◆ **Given records**:
<<<<
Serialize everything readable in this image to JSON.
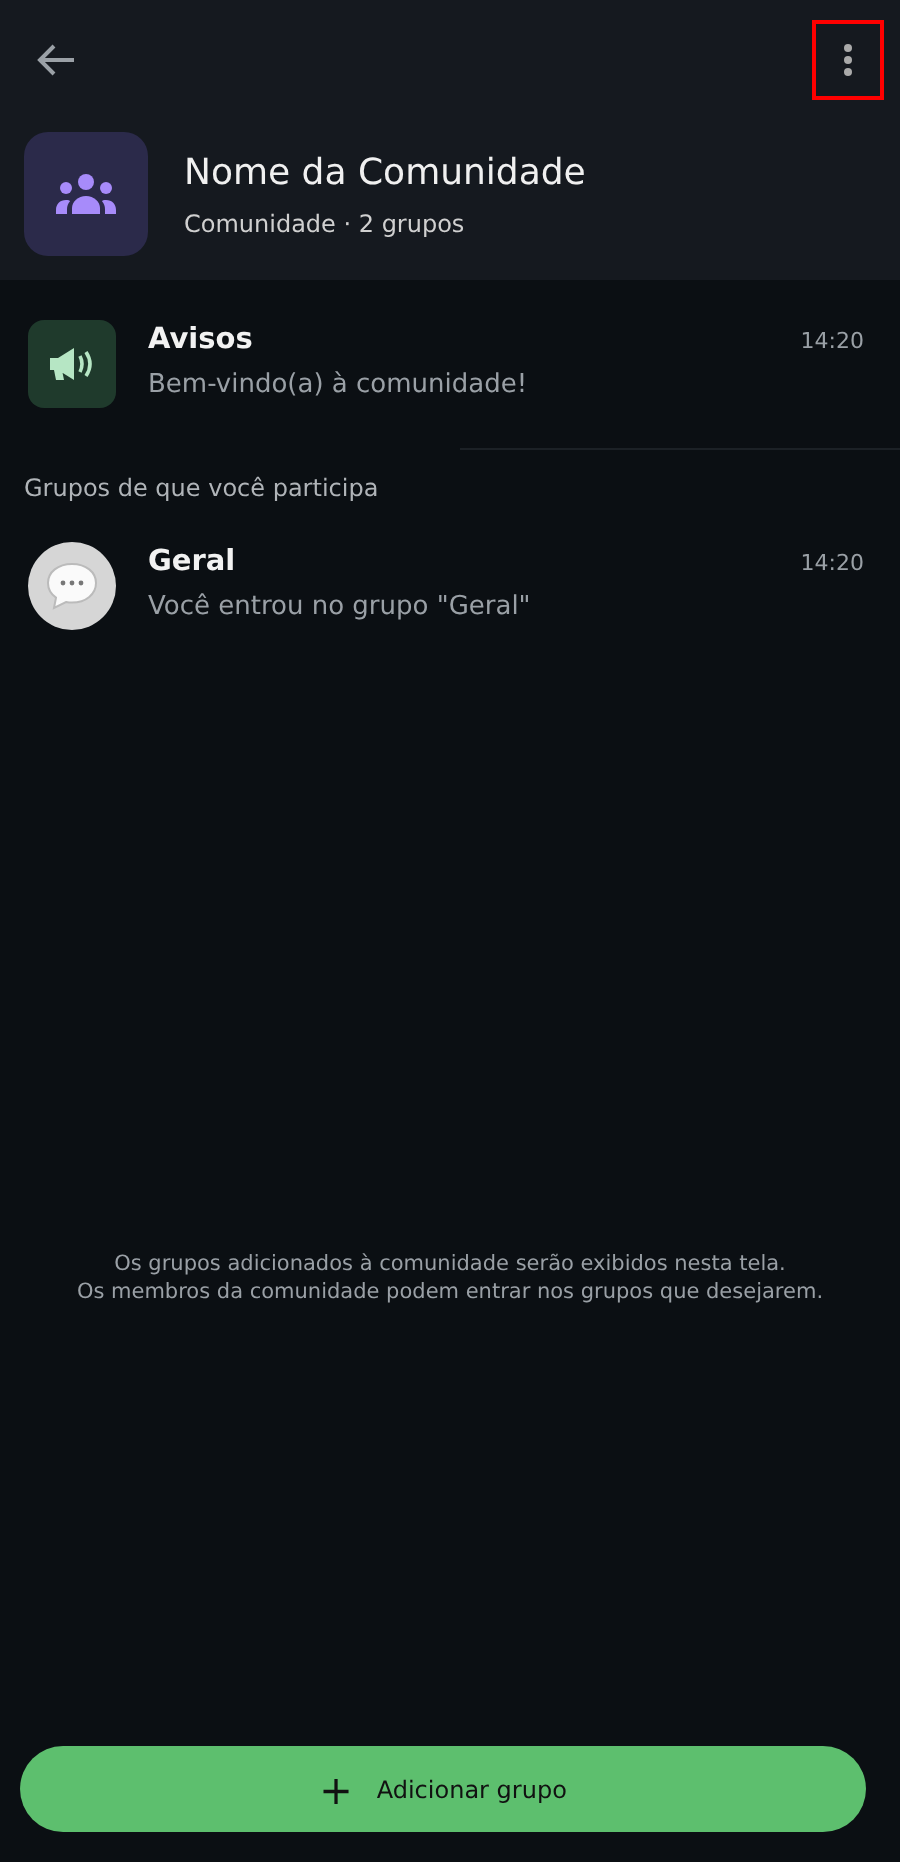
{
  "header": {
    "menu_highlighted": true,
    "title": "Nome da Comunidade",
    "subtitle": "Comunidade · 2 grupos"
  },
  "announcements": {
    "kind": "announcement",
    "name": "Avisos",
    "message": "Bem-vindo(a) à comunidade!",
    "time": "14:20"
  },
  "section_label": "Grupos de que você participa",
  "groups": [
    {
      "kind": "group",
      "name": "Geral",
      "message": "Você entrou no grupo \"Geral\"",
      "time": "14:20"
    }
  ],
  "info_lines": [
    "Os grupos adicionados à comunidade serão exibidos nesta tela.",
    "Os membros da comunidade podem entrar nos grupos que desejarem."
  ],
  "add_button": {
    "icon": "+",
    "label": "Adicionar grupo"
  }
}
>>>>
◆ **Exercise task**: Your task is an exact transcription of all the data, minus the pictures.

◆ **Worked solution**:
Serialize everything readable in this image to JSON.
{
  "header": {
    "menu_highlighted": true,
    "title": "Nome da Comunidade",
    "subtitle": "Comunidade · 2 grupos"
  },
  "announcements": {
    "kind": "announcement",
    "name": "Avisos",
    "message": "Bem-vindo(a) à comunidade!",
    "time": "14:20"
  },
  "section_label": "Grupos de que você participa",
  "groups": [
    {
      "kind": "group",
      "name": "Geral",
      "message": "Você entrou no grupo \"Geral\"",
      "time": "14:20"
    }
  ],
  "info_lines": [
    "Os grupos adicionados à comunidade serão exibidos nesta tela.",
    "Os membros da comunidade podem entrar nos grupos que desejarem."
  ],
  "add_button": {
    "icon": "+",
    "label": "Adicionar grupo"
  }
}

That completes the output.